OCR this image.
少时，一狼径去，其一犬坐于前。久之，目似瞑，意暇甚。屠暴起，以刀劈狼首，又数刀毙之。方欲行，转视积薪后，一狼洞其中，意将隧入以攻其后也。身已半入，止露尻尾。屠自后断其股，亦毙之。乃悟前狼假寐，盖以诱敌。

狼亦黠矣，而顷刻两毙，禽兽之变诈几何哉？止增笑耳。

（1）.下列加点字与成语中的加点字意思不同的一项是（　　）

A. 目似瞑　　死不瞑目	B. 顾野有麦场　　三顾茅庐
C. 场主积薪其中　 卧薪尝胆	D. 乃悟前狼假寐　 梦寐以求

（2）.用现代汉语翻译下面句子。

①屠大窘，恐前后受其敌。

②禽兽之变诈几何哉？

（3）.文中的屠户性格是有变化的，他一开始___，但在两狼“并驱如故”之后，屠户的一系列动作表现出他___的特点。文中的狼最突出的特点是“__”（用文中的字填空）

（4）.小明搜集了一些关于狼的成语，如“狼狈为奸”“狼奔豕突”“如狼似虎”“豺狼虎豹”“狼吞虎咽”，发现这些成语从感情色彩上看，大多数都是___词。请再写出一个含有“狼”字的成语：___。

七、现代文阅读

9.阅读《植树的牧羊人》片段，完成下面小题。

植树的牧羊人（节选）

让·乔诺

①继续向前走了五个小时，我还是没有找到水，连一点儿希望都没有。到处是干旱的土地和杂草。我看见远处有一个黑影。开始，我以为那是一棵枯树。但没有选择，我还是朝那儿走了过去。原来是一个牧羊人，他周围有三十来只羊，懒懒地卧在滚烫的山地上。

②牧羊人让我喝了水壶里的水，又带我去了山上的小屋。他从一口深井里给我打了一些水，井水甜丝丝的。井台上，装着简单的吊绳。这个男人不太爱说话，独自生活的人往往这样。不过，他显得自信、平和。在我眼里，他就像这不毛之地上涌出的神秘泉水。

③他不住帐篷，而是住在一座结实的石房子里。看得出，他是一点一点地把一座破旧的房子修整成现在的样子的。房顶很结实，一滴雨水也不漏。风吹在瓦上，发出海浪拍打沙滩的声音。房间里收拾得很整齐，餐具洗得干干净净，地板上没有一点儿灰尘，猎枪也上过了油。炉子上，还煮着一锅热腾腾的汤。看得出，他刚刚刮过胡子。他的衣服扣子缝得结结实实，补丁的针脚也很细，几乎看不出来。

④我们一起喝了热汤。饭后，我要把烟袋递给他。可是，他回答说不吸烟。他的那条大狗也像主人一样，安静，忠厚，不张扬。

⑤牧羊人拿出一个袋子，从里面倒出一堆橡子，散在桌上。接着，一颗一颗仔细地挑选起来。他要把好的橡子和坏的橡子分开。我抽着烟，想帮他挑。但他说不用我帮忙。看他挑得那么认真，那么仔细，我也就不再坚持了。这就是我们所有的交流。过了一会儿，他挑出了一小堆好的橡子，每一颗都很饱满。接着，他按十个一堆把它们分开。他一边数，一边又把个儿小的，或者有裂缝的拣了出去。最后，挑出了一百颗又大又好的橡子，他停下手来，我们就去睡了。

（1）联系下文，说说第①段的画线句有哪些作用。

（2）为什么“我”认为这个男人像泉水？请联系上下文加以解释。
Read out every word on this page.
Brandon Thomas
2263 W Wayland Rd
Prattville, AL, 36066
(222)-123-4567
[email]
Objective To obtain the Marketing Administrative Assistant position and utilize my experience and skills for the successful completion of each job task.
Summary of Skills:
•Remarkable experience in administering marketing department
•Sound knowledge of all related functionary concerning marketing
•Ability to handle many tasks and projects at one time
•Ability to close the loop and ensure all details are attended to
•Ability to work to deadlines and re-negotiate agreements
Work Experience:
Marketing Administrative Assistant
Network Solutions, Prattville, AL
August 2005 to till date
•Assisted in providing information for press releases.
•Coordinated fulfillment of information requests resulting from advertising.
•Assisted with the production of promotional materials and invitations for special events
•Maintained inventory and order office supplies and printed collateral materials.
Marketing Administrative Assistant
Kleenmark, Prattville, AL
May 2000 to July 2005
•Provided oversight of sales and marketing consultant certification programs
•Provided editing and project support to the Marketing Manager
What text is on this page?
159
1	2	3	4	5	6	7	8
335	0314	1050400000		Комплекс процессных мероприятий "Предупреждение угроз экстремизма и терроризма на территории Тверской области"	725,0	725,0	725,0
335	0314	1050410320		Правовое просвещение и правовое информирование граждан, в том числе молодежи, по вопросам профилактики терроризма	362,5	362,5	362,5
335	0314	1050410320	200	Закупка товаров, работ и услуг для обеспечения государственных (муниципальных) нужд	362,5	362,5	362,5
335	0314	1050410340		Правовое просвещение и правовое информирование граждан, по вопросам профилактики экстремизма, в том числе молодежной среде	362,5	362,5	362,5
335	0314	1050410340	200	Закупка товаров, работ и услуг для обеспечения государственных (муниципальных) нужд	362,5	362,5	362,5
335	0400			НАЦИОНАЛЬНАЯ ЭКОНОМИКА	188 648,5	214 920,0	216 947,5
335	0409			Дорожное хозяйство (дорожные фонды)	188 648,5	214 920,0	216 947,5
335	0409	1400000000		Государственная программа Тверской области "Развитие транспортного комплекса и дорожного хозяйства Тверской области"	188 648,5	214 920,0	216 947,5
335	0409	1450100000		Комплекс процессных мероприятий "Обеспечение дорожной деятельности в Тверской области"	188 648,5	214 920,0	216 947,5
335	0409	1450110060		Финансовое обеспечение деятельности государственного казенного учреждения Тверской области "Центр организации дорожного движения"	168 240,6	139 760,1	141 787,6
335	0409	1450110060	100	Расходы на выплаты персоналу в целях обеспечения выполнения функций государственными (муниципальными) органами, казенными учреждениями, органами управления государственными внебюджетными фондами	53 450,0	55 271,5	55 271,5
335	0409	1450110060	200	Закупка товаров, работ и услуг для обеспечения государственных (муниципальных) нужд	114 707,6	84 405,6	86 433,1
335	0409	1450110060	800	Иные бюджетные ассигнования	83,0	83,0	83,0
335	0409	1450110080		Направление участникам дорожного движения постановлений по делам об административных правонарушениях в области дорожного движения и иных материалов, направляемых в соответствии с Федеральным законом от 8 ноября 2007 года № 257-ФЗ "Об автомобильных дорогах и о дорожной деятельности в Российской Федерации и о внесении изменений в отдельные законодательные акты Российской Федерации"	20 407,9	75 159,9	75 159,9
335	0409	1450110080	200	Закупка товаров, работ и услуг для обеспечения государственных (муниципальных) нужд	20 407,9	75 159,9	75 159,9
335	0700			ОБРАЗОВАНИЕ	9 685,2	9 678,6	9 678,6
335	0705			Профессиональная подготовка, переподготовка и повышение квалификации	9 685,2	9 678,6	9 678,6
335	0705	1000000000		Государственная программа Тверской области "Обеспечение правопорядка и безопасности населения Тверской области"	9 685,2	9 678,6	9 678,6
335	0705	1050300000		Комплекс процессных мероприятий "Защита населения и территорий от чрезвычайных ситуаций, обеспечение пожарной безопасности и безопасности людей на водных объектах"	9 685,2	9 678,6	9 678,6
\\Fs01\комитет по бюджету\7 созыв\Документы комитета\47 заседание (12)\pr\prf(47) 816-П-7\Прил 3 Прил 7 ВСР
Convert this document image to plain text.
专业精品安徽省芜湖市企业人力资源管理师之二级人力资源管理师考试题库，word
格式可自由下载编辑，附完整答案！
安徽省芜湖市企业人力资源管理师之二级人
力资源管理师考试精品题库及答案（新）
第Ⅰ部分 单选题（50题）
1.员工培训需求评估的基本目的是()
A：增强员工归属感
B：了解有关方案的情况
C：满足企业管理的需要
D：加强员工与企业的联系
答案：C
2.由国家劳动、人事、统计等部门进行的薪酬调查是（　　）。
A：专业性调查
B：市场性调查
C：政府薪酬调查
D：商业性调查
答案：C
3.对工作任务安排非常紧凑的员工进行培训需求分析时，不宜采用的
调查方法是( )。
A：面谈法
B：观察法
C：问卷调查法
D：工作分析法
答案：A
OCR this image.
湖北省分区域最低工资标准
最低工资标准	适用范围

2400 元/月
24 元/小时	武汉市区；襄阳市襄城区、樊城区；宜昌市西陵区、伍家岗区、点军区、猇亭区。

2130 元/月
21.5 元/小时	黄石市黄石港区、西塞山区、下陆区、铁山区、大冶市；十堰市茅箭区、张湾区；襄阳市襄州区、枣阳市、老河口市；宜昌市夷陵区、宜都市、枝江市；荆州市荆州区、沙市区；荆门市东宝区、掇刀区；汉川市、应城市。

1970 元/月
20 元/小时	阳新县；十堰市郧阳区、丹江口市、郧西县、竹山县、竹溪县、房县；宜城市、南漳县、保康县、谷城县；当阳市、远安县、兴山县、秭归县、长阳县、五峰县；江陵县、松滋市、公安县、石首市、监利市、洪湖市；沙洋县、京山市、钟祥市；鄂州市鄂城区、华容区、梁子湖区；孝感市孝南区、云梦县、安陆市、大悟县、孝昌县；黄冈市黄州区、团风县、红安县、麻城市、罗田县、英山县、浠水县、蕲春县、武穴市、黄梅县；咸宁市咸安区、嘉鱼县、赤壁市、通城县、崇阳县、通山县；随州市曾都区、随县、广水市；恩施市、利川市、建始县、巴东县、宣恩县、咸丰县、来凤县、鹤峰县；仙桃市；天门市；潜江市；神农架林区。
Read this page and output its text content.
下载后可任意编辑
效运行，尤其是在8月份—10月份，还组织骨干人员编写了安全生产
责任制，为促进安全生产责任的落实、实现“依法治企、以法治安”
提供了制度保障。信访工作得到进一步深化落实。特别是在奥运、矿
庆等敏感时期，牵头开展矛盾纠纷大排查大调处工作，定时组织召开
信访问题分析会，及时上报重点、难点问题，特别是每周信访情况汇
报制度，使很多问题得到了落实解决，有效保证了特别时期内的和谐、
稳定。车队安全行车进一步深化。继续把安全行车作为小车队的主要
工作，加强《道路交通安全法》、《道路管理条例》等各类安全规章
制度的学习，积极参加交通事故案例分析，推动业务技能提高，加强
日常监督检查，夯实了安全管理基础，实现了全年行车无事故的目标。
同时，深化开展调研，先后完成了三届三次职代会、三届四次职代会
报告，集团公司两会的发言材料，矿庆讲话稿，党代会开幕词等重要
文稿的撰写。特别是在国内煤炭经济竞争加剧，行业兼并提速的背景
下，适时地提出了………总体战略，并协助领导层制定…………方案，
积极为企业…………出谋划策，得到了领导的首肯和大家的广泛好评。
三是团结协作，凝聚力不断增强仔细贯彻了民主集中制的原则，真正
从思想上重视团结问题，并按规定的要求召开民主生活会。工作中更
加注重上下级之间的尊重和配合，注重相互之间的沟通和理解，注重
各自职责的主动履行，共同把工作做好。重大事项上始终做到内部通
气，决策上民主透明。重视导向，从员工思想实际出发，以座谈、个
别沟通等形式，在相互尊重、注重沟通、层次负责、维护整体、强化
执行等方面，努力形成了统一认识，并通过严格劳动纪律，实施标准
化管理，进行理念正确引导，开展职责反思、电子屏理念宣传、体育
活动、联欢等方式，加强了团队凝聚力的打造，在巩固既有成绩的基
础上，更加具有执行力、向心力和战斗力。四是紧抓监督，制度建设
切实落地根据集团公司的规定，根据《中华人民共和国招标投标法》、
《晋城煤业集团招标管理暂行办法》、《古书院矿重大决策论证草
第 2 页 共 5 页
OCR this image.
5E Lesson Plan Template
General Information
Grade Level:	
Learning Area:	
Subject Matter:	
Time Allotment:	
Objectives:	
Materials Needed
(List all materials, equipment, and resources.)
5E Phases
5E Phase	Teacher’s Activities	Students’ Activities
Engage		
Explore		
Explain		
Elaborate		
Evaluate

# PROBLEM STATEMENT:
Above are some records. Count the lines among them with the word "информирование", and answer with the number only.

# REPLY TO THE TASK:
2